::: DATA TO PROCESS

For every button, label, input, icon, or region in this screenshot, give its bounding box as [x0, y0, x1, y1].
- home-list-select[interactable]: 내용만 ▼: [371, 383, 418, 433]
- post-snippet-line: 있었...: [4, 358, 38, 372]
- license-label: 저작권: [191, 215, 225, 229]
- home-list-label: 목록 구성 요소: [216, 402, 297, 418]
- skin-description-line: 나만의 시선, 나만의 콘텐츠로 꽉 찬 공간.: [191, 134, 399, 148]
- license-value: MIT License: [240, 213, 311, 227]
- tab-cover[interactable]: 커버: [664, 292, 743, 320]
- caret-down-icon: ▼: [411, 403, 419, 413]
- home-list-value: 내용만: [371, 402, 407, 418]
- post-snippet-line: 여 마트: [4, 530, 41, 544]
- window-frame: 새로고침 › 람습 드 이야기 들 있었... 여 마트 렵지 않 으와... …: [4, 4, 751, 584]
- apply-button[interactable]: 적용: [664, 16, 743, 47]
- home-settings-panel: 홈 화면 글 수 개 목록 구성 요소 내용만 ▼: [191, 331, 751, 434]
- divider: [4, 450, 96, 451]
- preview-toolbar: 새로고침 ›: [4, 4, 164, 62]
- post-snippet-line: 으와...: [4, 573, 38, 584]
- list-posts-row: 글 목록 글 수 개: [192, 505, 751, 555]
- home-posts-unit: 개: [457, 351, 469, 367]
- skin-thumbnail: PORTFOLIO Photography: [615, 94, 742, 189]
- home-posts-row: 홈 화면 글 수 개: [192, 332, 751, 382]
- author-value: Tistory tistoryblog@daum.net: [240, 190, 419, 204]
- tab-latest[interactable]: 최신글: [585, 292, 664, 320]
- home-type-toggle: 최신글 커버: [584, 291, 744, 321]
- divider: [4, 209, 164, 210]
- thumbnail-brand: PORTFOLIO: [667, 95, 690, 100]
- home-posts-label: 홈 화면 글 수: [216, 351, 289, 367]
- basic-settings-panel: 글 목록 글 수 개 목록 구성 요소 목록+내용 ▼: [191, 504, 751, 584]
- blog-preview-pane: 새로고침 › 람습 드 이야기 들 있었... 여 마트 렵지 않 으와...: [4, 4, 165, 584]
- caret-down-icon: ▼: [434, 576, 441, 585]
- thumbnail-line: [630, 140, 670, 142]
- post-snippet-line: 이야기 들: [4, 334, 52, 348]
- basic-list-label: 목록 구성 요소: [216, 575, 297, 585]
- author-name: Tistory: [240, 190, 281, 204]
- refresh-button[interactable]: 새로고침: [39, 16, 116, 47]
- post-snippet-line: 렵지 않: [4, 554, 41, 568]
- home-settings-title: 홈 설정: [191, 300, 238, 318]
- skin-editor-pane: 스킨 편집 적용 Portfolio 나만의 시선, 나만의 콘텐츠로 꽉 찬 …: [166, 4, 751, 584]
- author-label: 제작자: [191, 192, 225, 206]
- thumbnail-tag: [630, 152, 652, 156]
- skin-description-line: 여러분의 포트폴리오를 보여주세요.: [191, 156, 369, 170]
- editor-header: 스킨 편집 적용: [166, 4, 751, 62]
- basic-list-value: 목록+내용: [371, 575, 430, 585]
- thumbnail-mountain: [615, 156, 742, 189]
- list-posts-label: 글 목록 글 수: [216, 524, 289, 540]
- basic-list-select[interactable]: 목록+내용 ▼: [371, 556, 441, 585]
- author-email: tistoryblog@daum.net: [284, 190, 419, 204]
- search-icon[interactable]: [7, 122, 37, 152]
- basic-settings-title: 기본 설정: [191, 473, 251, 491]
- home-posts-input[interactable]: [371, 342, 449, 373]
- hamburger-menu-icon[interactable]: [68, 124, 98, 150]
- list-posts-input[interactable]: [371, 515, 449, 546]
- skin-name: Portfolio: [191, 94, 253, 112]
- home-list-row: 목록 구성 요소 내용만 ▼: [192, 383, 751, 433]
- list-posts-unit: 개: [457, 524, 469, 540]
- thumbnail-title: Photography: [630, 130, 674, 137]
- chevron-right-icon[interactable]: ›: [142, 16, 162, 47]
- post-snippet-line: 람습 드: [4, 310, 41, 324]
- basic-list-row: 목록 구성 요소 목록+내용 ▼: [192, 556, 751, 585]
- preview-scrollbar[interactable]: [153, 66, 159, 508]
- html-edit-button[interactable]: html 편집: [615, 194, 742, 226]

::::::

REQUIREMENTS » Return every line of the material above verbatim, from first to last, without adding, dropping, or changing anything.

EXERCISE RESPONSE »
For every button, label, input, icon, or region in this screenshot, give its bounding box as [x0, y0, x1, y1].
- home-list-select[interactable]: 내용만 ▼: [371, 383, 418, 433]
- post-snippet-line: 있었...: [4, 358, 38, 372]
- license-label: 저작권: [191, 215, 225, 229]
- home-list-label: 목록 구성 요소: [216, 402, 297, 418]
- skin-description-line: 나만의 시선, 나만의 콘텐츠로 꽉 찬 공간.: [191, 134, 399, 148]
- license-value: MIT License: [240, 213, 311, 227]
- tab-cover[interactable]: 커버: [664, 292, 743, 320]
- caret-down-icon: ▼: [411, 403, 419, 413]
- home-list-value: 내용만: [371, 402, 407, 418]
- post-snippet-line: 여 마트: [4, 530, 41, 544]
- window-frame: 새로고침 › 람습 드 이야기 들 있었... 여 마트 렵지 않 으와... …: [4, 4, 751, 584]
- apply-button[interactable]: 적용: [664, 16, 743, 47]
- home-settings-panel: 홈 화면 글 수 개 목록 구성 요소 내용만 ▼: [191, 331, 751, 434]
- divider: [4, 450, 96, 451]
- preview-toolbar: 새로고침 ›: [4, 4, 164, 62]
- post-snippet-line: 으와...: [4, 573, 38, 584]
- list-posts-row: 글 목록 글 수 개: [192, 505, 751, 555]
- home-posts-unit: 개: [457, 351, 469, 367]
- skin-thumbnail: PORTFOLIO Photography: [615, 94, 742, 189]
- home-posts-row: 홈 화면 글 수 개: [192, 332, 751, 382]
- author-value: Tistory tistoryblog@daum.net: [240, 190, 419, 204]
- tab-latest[interactable]: 최신글: [585, 292, 664, 320]
- home-type-toggle: 최신글 커버: [584, 291, 744, 321]
- divider: [4, 209, 164, 210]
- thumbnail-brand: PORTFOLIO: [667, 95, 690, 100]
- home-posts-label: 홈 화면 글 수: [216, 351, 289, 367]
- basic-settings-panel: 글 목록 글 수 개 목록 구성 요소 목록+내용 ▼: [191, 504, 751, 584]
- blog-preview-pane: 새로고침 › 람습 드 이야기 들 있었... 여 마트 렵지 않 으와...: [4, 4, 165, 584]
- caret-down-icon: ▼: [434, 576, 441, 585]
- thumbnail-line: [630, 140, 670, 142]
- post-snippet-line: 이야기 들: [4, 334, 52, 348]
- basic-list-label: 목록 구성 요소: [216, 575, 297, 585]
- author-name: Tistory: [240, 190, 281, 204]
- refresh-button[interactable]: 새로고침: [39, 16, 116, 47]
- post-snippet-line: 렵지 않: [4, 554, 41, 568]
- home-settings-title: 홈 설정: [191, 300, 238, 318]
- skin-editor-pane: 스킨 편집 적용 Portfolio 나만의 시선, 나만의 콘텐츠로 꽉 찬 …: [166, 4, 751, 584]
- author-label: 제작자: [191, 192, 225, 206]
- thumbnail-tag: [630, 152, 652, 156]
- skin-description-line: 여러분의 포트폴리오를 보여주세요.: [191, 156, 369, 170]
- editor-header: 스킨 편집 적용: [166, 4, 751, 62]
- basic-list-value: 목록+내용: [371, 575, 430, 585]
- thumbnail-mountain: [615, 156, 742, 189]
- list-posts-label: 글 목록 글 수: [216, 524, 289, 540]
- basic-list-select[interactable]: 목록+내용 ▼: [371, 556, 441, 585]
- author-email: tistoryblog@daum.net: [284, 190, 419, 204]
- search-icon[interactable]: [7, 122, 37, 152]
- basic-settings-title: 기본 설정: [191, 473, 251, 491]
- home-posts-input[interactable]: [371, 342, 449, 373]
- hamburger-menu-icon[interactable]: [68, 124, 98, 150]
- list-posts-input[interactable]: [371, 515, 449, 546]
- skin-name: Portfolio: [191, 94, 253, 112]
- home-list-row: 목록 구성 요소 내용만 ▼: [192, 383, 751, 433]
- list-posts-unit: 개: [457, 524, 469, 540]
- thumbnail-title: Photography: [630, 130, 674, 137]
- chevron-right-icon[interactable]: ›: [142, 16, 162, 47]
- post-snippet-line: 람습 드: [4, 310, 41, 324]
- basic-list-row: 목록 구성 요소 목록+내용 ▼: [192, 556, 751, 585]
- preview-scrollbar[interactable]: [153, 66, 159, 508]
- html-edit-button[interactable]: html 편집: [615, 194, 742, 226]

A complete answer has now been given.